◆ SHORT TASK: Please give the listing again in its entirety, exactly as written.

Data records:
[start]

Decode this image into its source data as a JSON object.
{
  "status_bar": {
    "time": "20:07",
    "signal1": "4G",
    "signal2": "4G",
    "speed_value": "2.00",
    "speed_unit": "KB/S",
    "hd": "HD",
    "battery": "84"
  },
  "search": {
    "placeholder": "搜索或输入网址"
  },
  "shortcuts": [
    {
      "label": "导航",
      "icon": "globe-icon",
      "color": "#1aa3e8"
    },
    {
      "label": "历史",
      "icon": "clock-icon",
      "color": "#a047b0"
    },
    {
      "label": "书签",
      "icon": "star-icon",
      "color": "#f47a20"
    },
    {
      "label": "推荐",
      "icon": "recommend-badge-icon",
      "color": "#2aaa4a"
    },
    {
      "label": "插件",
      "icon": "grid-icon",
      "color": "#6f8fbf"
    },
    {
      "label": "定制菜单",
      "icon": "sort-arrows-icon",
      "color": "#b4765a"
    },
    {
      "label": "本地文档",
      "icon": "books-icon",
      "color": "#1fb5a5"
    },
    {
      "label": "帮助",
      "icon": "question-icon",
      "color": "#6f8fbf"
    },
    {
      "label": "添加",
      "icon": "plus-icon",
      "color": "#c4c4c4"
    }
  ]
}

[end]

◆ ANSWER BELOW:
Decode this image into its source data as a JSON object.
{
  "status_bar": {
    "time": "20:07",
    "signal1": "4G",
    "signal2": "4G",
    "speed_value": "2.00",
    "speed_unit": "KB/S",
    "hd": "HD",
    "battery": "84"
  },
  "search": {
    "placeholder": "搜索或输入网址"
  },
  "shortcuts": [
    {
      "label": "导航",
      "icon": "globe-icon",
      "color": "#1aa3e8"
    },
    {
      "label": "历史",
      "icon": "clock-icon",
      "color": "#a047b0"
    },
    {
      "label": "书签",
      "icon": "star-icon",
      "color": "#f47a20"
    },
    {
      "label": "推荐",
      "icon": "recommend-badge-icon",
      "color": "#2aaa4a"
    },
    {
      "label": "插件",
      "icon": "grid-icon",
      "color": "#6f8fbf"
    },
    {
      "label": "定制菜单",
      "icon": "sort-arrows-icon",
      "color": "#b4765a"
    },
    {
      "label": "本地文档",
      "icon": "books-icon",
      "color": "#1fb5a5"
    },
    {
      "label": "帮助",
      "icon": "question-icon",
      "color": "#6f8fbf"
    },
    {
      "label": "添加",
      "icon": "plus-icon",
      "color": "#c4c4c4"
    }
  ]
}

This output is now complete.